== Aim ==
Retype the lines between the one containing "required-asterisk: * [1878, 461, 1887, 486]" and the one containing "sidebar-item-workspace[interactable] [0, 228, 73, 284]", inclusive, with no changes.

== Records provided ==

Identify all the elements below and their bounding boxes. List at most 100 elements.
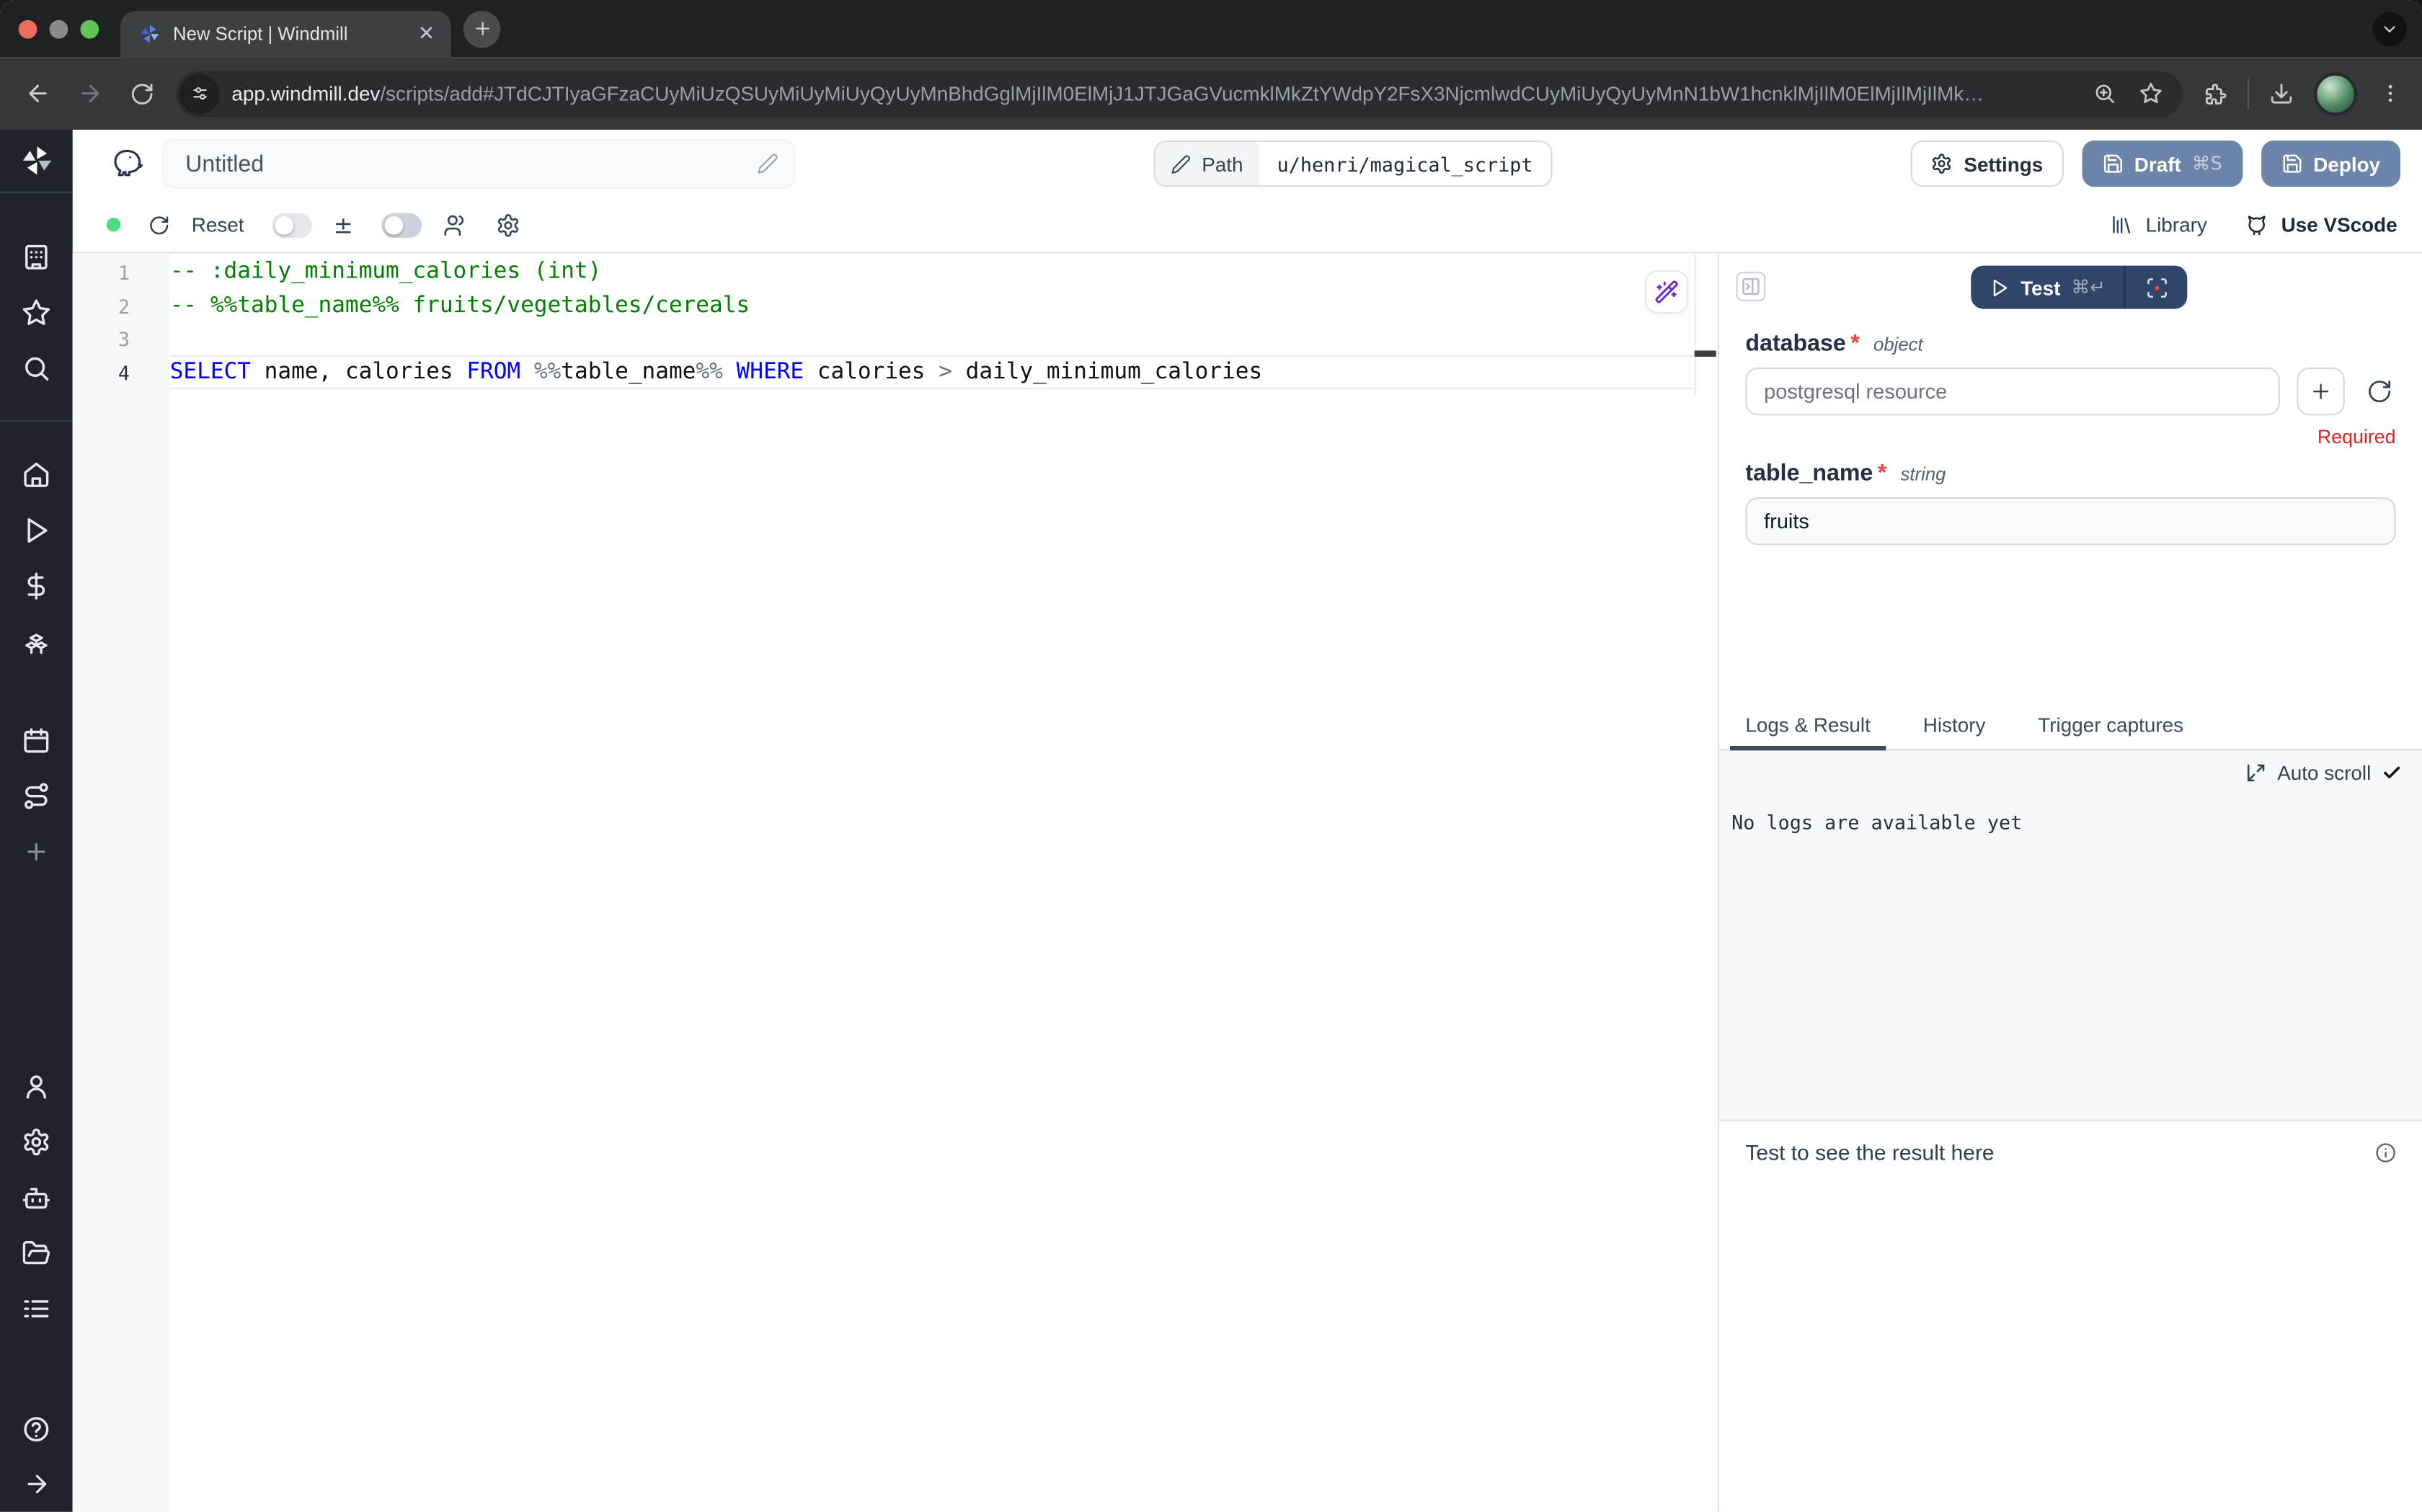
required-asterisk: * [1878, 461, 1887, 486]
downloads-button[interactable] [2264, 76, 2298, 110]
result-placeholder-row: Test to see the result here [1719, 1121, 2422, 1165]
panel-right-icon [1741, 277, 1761, 297]
close-window-button[interactable] [19, 19, 37, 38]
sidebar-item-workers[interactable] [0, 1169, 73, 1224]
sidebar-item-resources[interactable] [0, 613, 73, 669]
new-tab-button[interactable] [463, 10, 500, 47]
sidebar-item-workspace[interactable] [0, 228, 73, 284]
sidebar-expand-button[interactable] [0, 1457, 73, 1512]
back-button[interactable] [19, 75, 56, 112]
arrow-right-icon [22, 1470, 50, 1498]
toolbar-divider [2248, 78, 2249, 109]
browser-toolbar: app.windmill.dev/scripts/add#JTdCJTIyaGF… [0, 57, 2422, 130]
save-icon [2102, 153, 2124, 174]
overview-ruler [1695, 253, 1696, 395]
reload-button[interactable] [123, 75, 160, 112]
browser-tabstrip: New Script | Windmill ✕ [0, 0, 2422, 57]
vscode-label: Use VScode [2281, 213, 2397, 236]
minimize-window-button[interactable] [50, 19, 68, 38]
editor-settings-gear-icon[interactable] [495, 213, 520, 237]
field-label-table-name: table_name* string [1745, 461, 2395, 486]
multiplayer-toggle[interactable] [381, 213, 421, 237]
tab-history[interactable]: History [1907, 704, 2001, 750]
settings-button[interactable]: Settings [1912, 141, 2064, 187]
help-circle-icon [22, 1414, 51, 1444]
field-type: object [1873, 334, 1923, 355]
autoscroll-control[interactable]: Auto scroll [1719, 750, 2422, 784]
draft-button[interactable]: Draft ⌘S [2082, 141, 2243, 187]
sidebar-item-schedules[interactable] [0, 712, 73, 768]
logs-empty-message: No logs are available yet [1731, 811, 2422, 834]
database-resource-input[interactable] [1745, 368, 2279, 415]
browser-tab[interactable]: New Script | Windmill ✕ [120, 11, 451, 57]
sidebar-item-search[interactable] [0, 339, 73, 395]
collapse-panel-button[interactable] [1736, 272, 1766, 301]
sidebar-nav [0, 130, 73, 1512]
code-line[interactable]: 1-- :daily_minimum_calories (int) [73, 257, 1718, 290]
code-line[interactable]: 4SELECT name, calories FROM %%table_name… [73, 356, 1718, 389]
browser-menu-button[interactable] [2372, 76, 2406, 110]
sidebar-item-settings[interactable] [0, 1113, 73, 1169]
line-number: 1 [73, 257, 170, 290]
user-icon [22, 1071, 51, 1100]
tab-logs-result[interactable]: Logs & Result [1730, 704, 1886, 750]
info-icon[interactable] [2374, 1141, 2397, 1164]
script-args-form: database* object Required [1719, 309, 2422, 546]
ai-assistant-button[interactable] [1645, 270, 1688, 313]
expand-icon[interactable] [2246, 763, 2266, 783]
reload-icon [130, 81, 154, 106]
sidebar-item-audit-logs[interactable] [0, 1280, 73, 1335]
refresh-resources-button[interactable] [2361, 375, 2395, 409]
assets-toggle[interactable] [272, 213, 312, 237]
star-icon [22, 298, 51, 327]
script-name-field[interactable] [162, 139, 796, 189]
cat-icon [2244, 213, 2268, 237]
required-error: Required [1745, 426, 2395, 448]
library-button[interactable]: Library [2110, 213, 2206, 236]
sidebar-item-help[interactable] [0, 1401, 73, 1457]
address-bar[interactable]: app.windmill.dev/scripts/add#JTdCJTIyaGF… [176, 71, 2183, 117]
extensions-button[interactable] [2198, 76, 2232, 110]
check-icon [2382, 763, 2402, 783]
tab-search-button[interactable] [2372, 12, 2406, 46]
sidebar-item-variables[interactable] [0, 558, 73, 613]
reset-button[interactable]: Reset [148, 213, 244, 236]
code-line[interactable]: 3 [73, 323, 1718, 356]
site-settings-icon[interactable] [179, 74, 220, 114]
plus-icon [2310, 380, 2333, 403]
code-editor[interactable]: 1-- :daily_minimum_calories (int)2-- %%t… [73, 253, 1718, 1511]
sidebar-item-favorites[interactable] [0, 284, 73, 339]
code-line[interactable]: 2-- %%table_name%% fruits/vegetables/cer… [73, 290, 1718, 323]
url-text[interactable]: app.windmill.dev/scripts/add#JTdCJTIyaGF… [231, 82, 2074, 105]
sidebar-item-runs[interactable] [0, 502, 73, 557]
users-icon[interactable] [443, 213, 467, 237]
sidebar-item-folders[interactable] [0, 1224, 73, 1280]
forward-button[interactable] [71, 75, 108, 112]
deploy-button[interactable]: Deploy [2261, 141, 2400, 187]
tab-trigger-captures[interactable]: Trigger captures [2023, 704, 2199, 750]
table-name-input[interactable] [1745, 497, 2395, 545]
route-icon [22, 781, 51, 810]
use-vscode-button[interactable]: Use VScode [2244, 213, 2397, 237]
profile-avatar[interactable] [2314, 72, 2357, 115]
test-focus-button[interactable] [2126, 266, 2188, 309]
diff-icon[interactable]: ± [334, 211, 353, 239]
sidebar-item-home[interactable] [0, 446, 73, 502]
url-path: /scripts/add#JTdCJTIyaGFzaCUyMiUzQSUyMiU… [380, 82, 1984, 105]
sidebar-item-users[interactable] [0, 1058, 73, 1113]
add-resource-button[interactable] [2297, 368, 2344, 415]
script-name-input[interactable] [182, 149, 757, 179]
windmill-logo-icon[interactable] [0, 130, 73, 192]
zoom-page-button[interactable] [2087, 76, 2121, 110]
path-chip[interactable]: Path u/henri/magical_script [1154, 141, 1553, 187]
bookmark-button[interactable] [2133, 76, 2167, 110]
tab-close-icon[interactable]: ✕ [414, 22, 438, 46]
test-button-group: Test ⌘↵ [1971, 266, 2188, 309]
code-lines[interactable]: 1-- :daily_minimum_calories (int)2-- %%t… [73, 253, 1718, 389]
header-buttons: Settings Draft ⌘S Deploy [1912, 141, 2400, 187]
zoom-window-button[interactable] [80, 19, 99, 38]
test-button[interactable]: Test ⌘↵ [1971, 266, 2124, 309]
pencil-icon[interactable] [757, 153, 778, 174]
sidebar-item-add[interactable] [0, 823, 73, 879]
sidebar-item-flows[interactable] [0, 768, 73, 823]
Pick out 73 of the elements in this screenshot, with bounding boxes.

== Exercise result ==
required-asterisk: * [1878, 461, 1887, 486]
downloads-button[interactable] [2264, 76, 2298, 110]
result-placeholder-row: Test to see the result here [1719, 1121, 2422, 1165]
panel-right-icon [1741, 277, 1761, 297]
close-window-button[interactable] [19, 19, 37, 38]
sidebar-item-workers[interactable] [0, 1169, 73, 1224]
sidebar-item-resources[interactable] [0, 613, 73, 669]
new-tab-button[interactable] [463, 10, 500, 47]
sidebar-item-workspace[interactable] [0, 228, 73, 284]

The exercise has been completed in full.